══ Information given ══

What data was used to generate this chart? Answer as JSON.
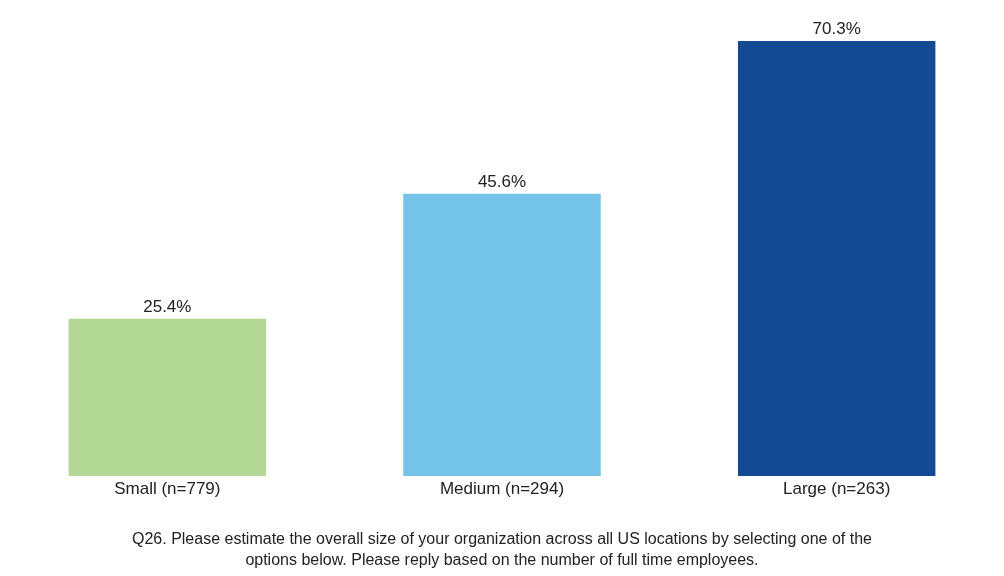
{
  "chart_data": {
    "type": "bar",
    "categories": [
      "Small (n=779)",
      "Medium (n=294)",
      "Large (n=263)"
    ],
    "values": [
      25.4,
      45.6,
      70.3
    ],
    "value_labels": [
      "25.4%",
      "45.6%",
      "70.3%"
    ],
    "colors": [
      "#b3d794",
      "#74c5e9",
      "#124a94"
    ],
    "annotations": [
      "Q26. Please estimate the overall size of your organization across all US locations by selecting one of the options below. Please reply based on the number of full time employees."
    ],
    "data_labels": false
  }
}
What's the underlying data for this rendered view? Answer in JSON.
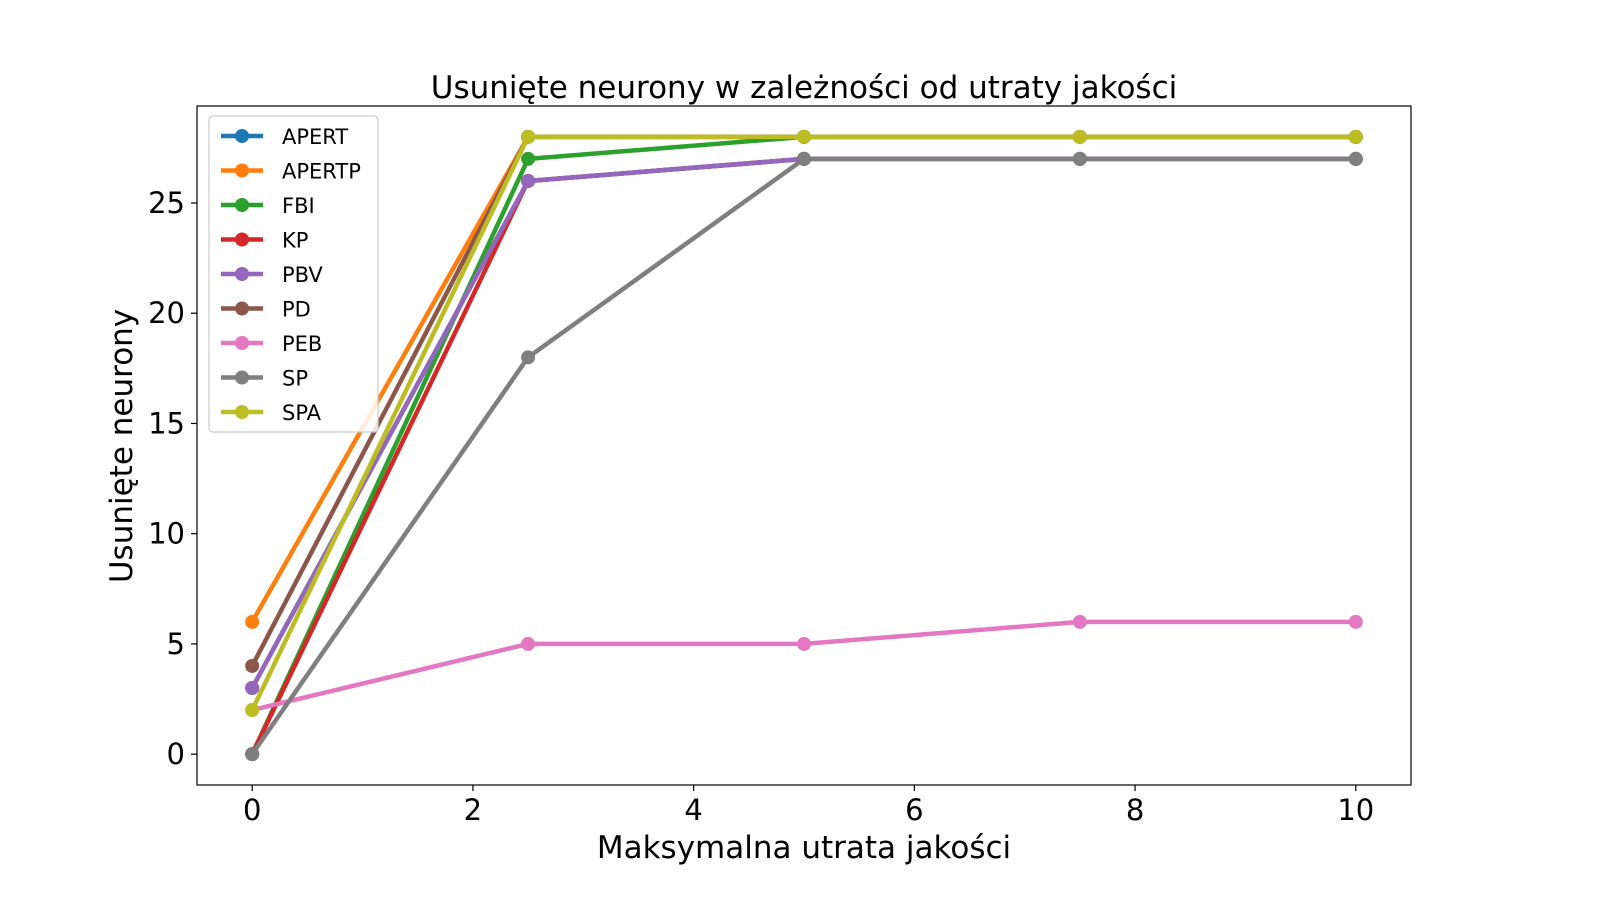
{
  "chart_data": {
    "type": "line",
    "title": "Usunięte neurony w zależności od utraty jakości",
    "xlabel": "Maksymalna utrata jakości",
    "ylabel": "Usunięte neurony",
    "x": [
      0,
      2.5,
      5,
      7.5,
      10
    ],
    "xlim": [
      -0.5,
      10.5
    ],
    "ylim": [
      -1.4,
      29.4
    ],
    "xticks": [
      "0",
      "2",
      "4",
      "6",
      "8",
      "10"
    ],
    "yticks": [
      "0",
      "5",
      "10",
      "15",
      "20",
      "25"
    ],
    "legend_position": "top-left",
    "grid": false,
    "series": [
      {
        "name": "APERT",
        "color": "#1f77b4",
        "values": [
          3,
          26,
          27,
          27,
          27
        ]
      },
      {
        "name": "APERTP",
        "color": "#ff7f0e",
        "values": [
          6,
          28,
          28,
          28,
          28
        ]
      },
      {
        "name": "FBI",
        "color": "#2ca02c",
        "values": [
          0,
          27,
          28,
          28,
          28
        ]
      },
      {
        "name": "KP",
        "color": "#d62728",
        "values": [
          0,
          26,
          27,
          27,
          27
        ]
      },
      {
        "name": "PBV",
        "color": "#9467bd",
        "values": [
          3,
          26,
          27,
          27,
          27
        ]
      },
      {
        "name": "PD",
        "color": "#8c564b",
        "values": [
          4,
          28,
          28,
          28,
          28
        ]
      },
      {
        "name": "PEB",
        "color": "#e377c2",
        "values": [
          2,
          5,
          5,
          6,
          6
        ]
      },
      {
        "name": "SP",
        "color": "#7f7f7f",
        "values": [
          0,
          18,
          27,
          27,
          27
        ]
      },
      {
        "name": "SPA",
        "color": "#bcbd22",
        "values": [
          2,
          28,
          28,
          28,
          28
        ]
      }
    ]
  }
}
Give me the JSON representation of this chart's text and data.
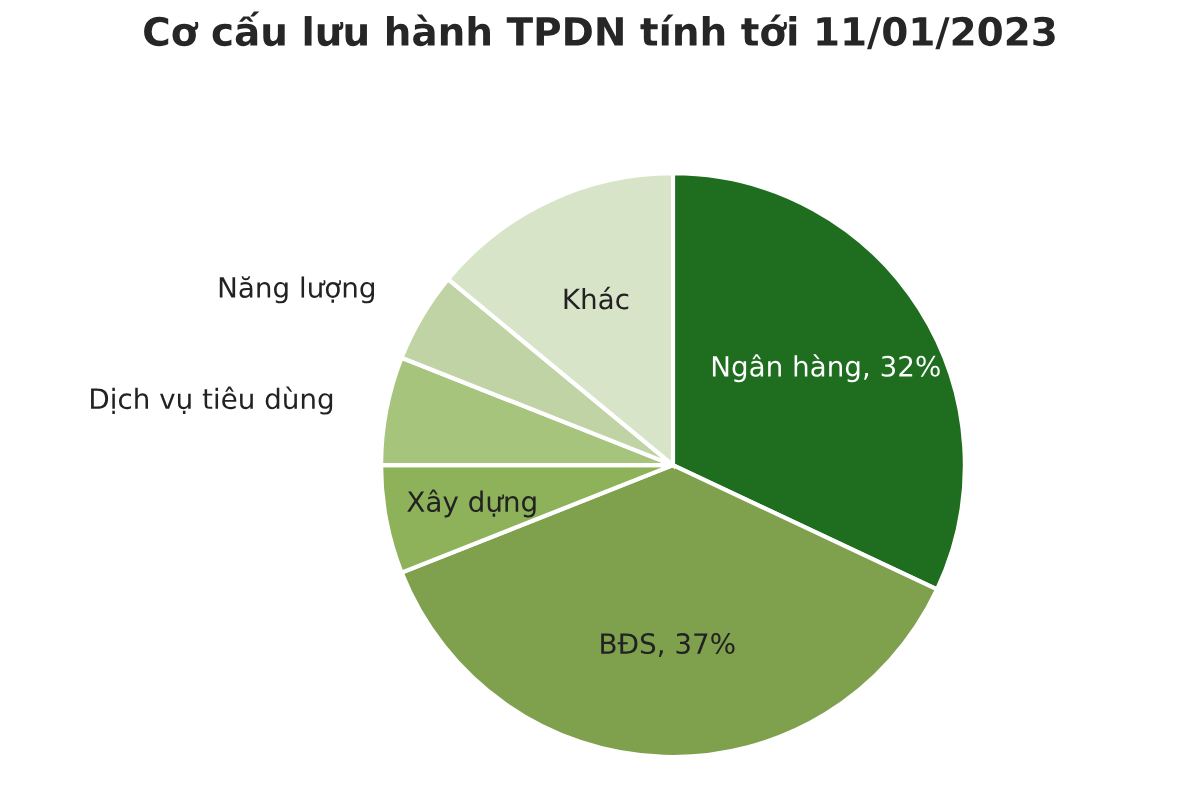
{
  "chart_data": {
    "type": "pie",
    "title": "Cơ cấu lưu hành TPDN tính tới 11/01/2023",
    "categories": [
      "Ngân hàng",
      "BĐS",
      "Xây dựng",
      "Dịch vụ tiêu dùng",
      "Năng lượng",
      "Khác"
    ],
    "values": [
      32,
      37,
      6,
      6,
      5,
      14
    ],
    "value_labels": [
      "32%",
      "37%",
      null,
      null,
      null,
      null
    ],
    "colors": [
      "#1f6e1f",
      "#7fa14e",
      "#8db25a",
      "#a6c47c",
      "#c0d3a5",
      "#d8e4c8"
    ]
  }
}
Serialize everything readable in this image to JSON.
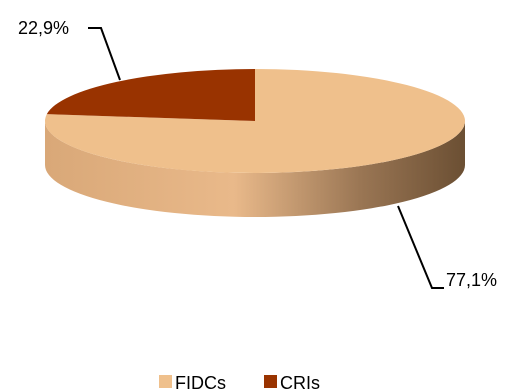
{
  "chart_data": {
    "type": "pie",
    "style": "3d",
    "categories": [
      "FIDCs",
      "CRIs"
    ],
    "values": [
      77.1,
      22.9
    ],
    "labels": [
      "77,1%",
      "22,9%"
    ],
    "colors": [
      "#EFC08C",
      "#993300"
    ],
    "legend": {
      "position": "bottom",
      "entries": [
        "FIDCs",
        "CRIs"
      ]
    }
  }
}
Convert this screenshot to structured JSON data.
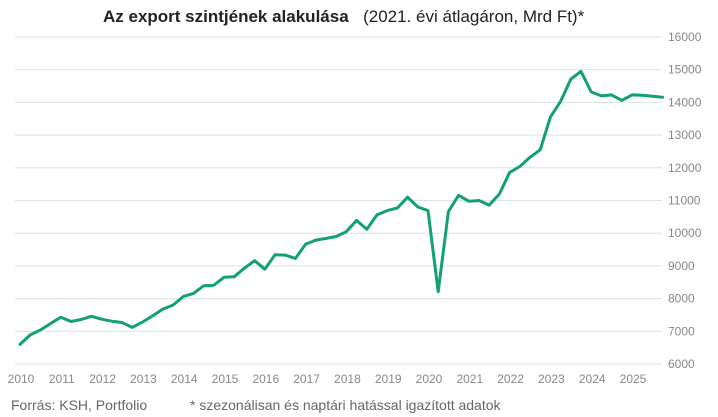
{
  "chart_data": {
    "type": "line",
    "title": "Az export szintjének alakulása",
    "subtitle": "(2021. évi átlagáron, Mrd Ft)*",
    "xlabel": "",
    "ylabel": "",
    "x_start": "2010Q1",
    "x_frequency": "quarterly",
    "x_tick_labels": [
      "2010",
      "2011",
      "2012",
      "2013",
      "2014",
      "2015",
      "2016",
      "2017",
      "2018",
      "2019",
      "2020",
      "2021",
      "2022",
      "2023",
      "2024",
      "2025"
    ],
    "y_ticks": [
      6000,
      7000,
      8000,
      9000,
      10000,
      11000,
      12000,
      13000,
      14000,
      15000,
      16000
    ],
    "ylim": [
      6000,
      16000
    ],
    "grid": true,
    "line_color": "#12a075",
    "series": [
      {
        "name": "Export",
        "values": [
          6600,
          6890,
          7040,
          7240,
          7430,
          7300,
          7360,
          7460,
          7370,
          7310,
          7270,
          7120,
          7280,
          7470,
          7680,
          7800,
          8060,
          8160,
          8390,
          8410,
          8650,
          8670,
          8930,
          9160,
          8900,
          9340,
          9330,
          9230,
          9660,
          9790,
          9840,
          9900,
          10050,
          10390,
          10120,
          10560,
          10690,
          10770,
          11100,
          10800,
          10690,
          8210,
          10660,
          11160,
          10980,
          11000,
          10860,
          11200,
          11860,
          12040,
          12320,
          12550,
          13550,
          14030,
          14710,
          14950,
          14320,
          14200,
          14230,
          14060,
          14230,
          14220,
          14190,
          14160
        ]
      }
    ]
  },
  "footer": {
    "source": "Forrás: KSH, Portfolio",
    "note": "* szezonálisan és naptári hatással igazított adatok"
  }
}
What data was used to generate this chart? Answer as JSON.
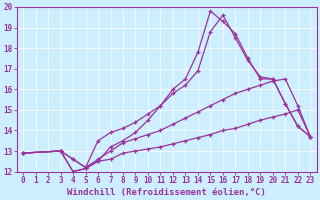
{
  "bg_color": "#cceeff",
  "line_color": "#993399",
  "xlim": [
    -0.5,
    23.5
  ],
  "ylim": [
    12,
    20
  ],
  "xticks": [
    0,
    1,
    2,
    3,
    4,
    5,
    6,
    7,
    8,
    9,
    10,
    11,
    12,
    13,
    14,
    15,
    16,
    17,
    18,
    19,
    20,
    21,
    22,
    23
  ],
  "yticks": [
    12,
    13,
    14,
    15,
    16,
    17,
    18,
    19,
    20
  ],
  "xlabel": "Windchill (Refroidissement éolien,°C)",
  "lines": [
    {
      "x": [
        0,
        3,
        4,
        5,
        6,
        7,
        8,
        9,
        10,
        11,
        12,
        13,
        14,
        15,
        16,
        17,
        18,
        19,
        20,
        21,
        22,
        23
      ],
      "y": [
        12.9,
        13.0,
        12.0,
        12.15,
        12.5,
        12.6,
        12.9,
        13.0,
        13.1,
        13.2,
        13.35,
        13.5,
        13.65,
        13.8,
        14.0,
        14.1,
        14.3,
        14.5,
        14.65,
        14.8,
        15.0,
        13.7
      ]
    },
    {
      "x": [
        0,
        3,
        4,
        5,
        6,
        7,
        8,
        9,
        10,
        11,
        12,
        13,
        14,
        15,
        16,
        17,
        18,
        19,
        20,
        21,
        22,
        23
      ],
      "y": [
        12.9,
        13.0,
        12.6,
        12.2,
        12.6,
        13.0,
        13.4,
        13.6,
        13.8,
        14.0,
        14.3,
        14.6,
        14.9,
        15.2,
        15.5,
        15.8,
        16.0,
        16.2,
        16.4,
        16.5,
        15.2,
        13.7
      ]
    },
    {
      "x": [
        0,
        3,
        4,
        5,
        6,
        7,
        8,
        9,
        10,
        11,
        12,
        13,
        14,
        15,
        16,
        17,
        18,
        19,
        20,
        21,
        22,
        23
      ],
      "y": [
        12.9,
        13.0,
        12.6,
        12.2,
        13.5,
        13.9,
        14.1,
        14.4,
        14.8,
        15.2,
        15.8,
        16.2,
        16.9,
        18.8,
        19.6,
        18.5,
        17.4,
        16.6,
        16.5,
        15.3,
        14.2,
        13.7
      ]
    },
    {
      "x": [
        0,
        3,
        4,
        5,
        6,
        7,
        8,
        9,
        10,
        11,
        12,
        13,
        14,
        15,
        16,
        17,
        18,
        19,
        20,
        21,
        22,
        23
      ],
      "y": [
        12.9,
        13.0,
        12.0,
        12.15,
        12.5,
        13.2,
        13.5,
        13.9,
        14.5,
        15.2,
        16.0,
        16.5,
        17.8,
        19.8,
        19.3,
        18.7,
        17.5,
        16.5,
        16.5,
        15.3,
        14.2,
        13.7
      ]
    }
  ],
  "tick_fontsize": 5.5,
  "xlabel_fontsize": 6.5,
  "linewidth": 0.9,
  "markersize": 2.5
}
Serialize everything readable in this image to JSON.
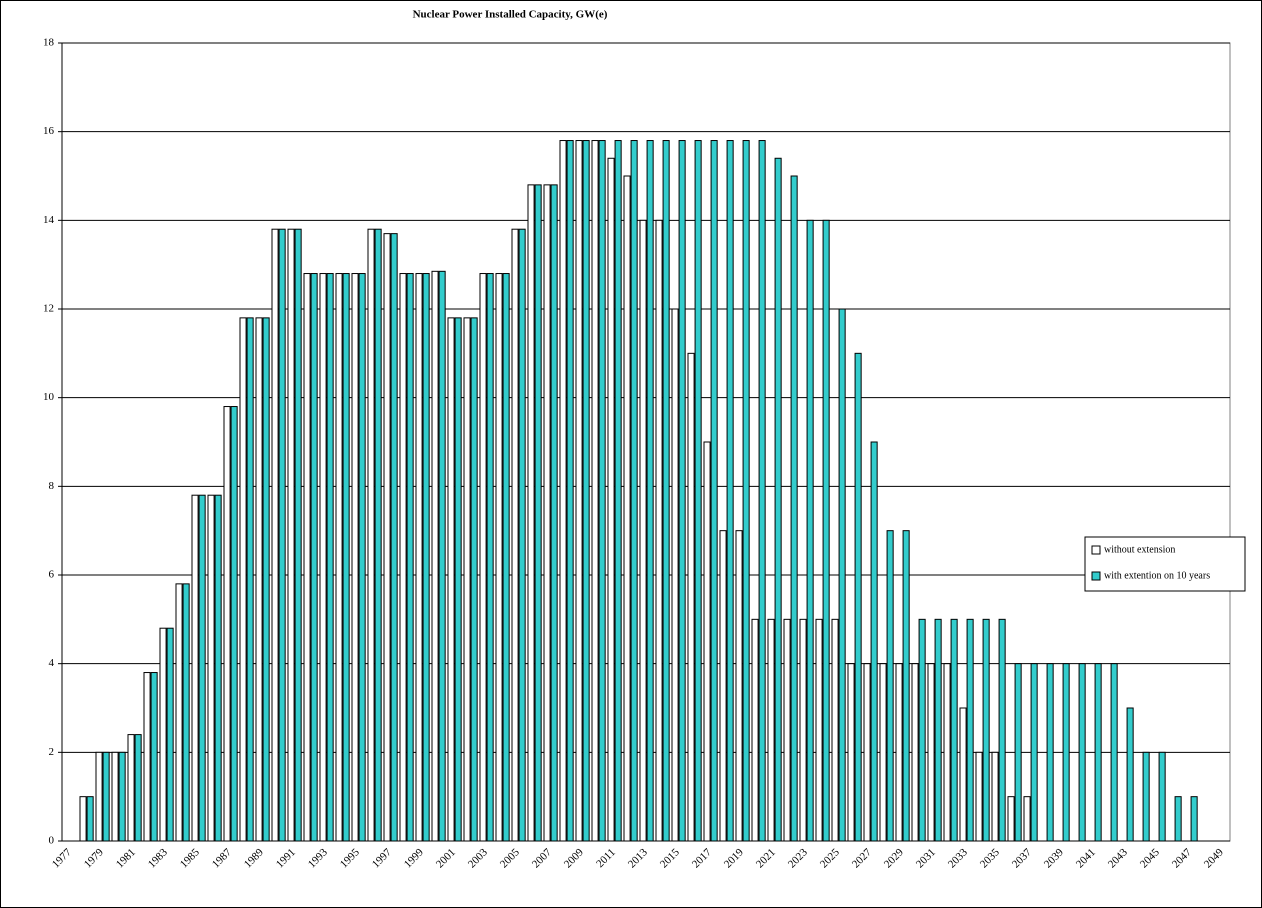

═══

Your instructions :: Count the lines in which the string "neurony" appears, then report only that figure.

Exercise result :: 2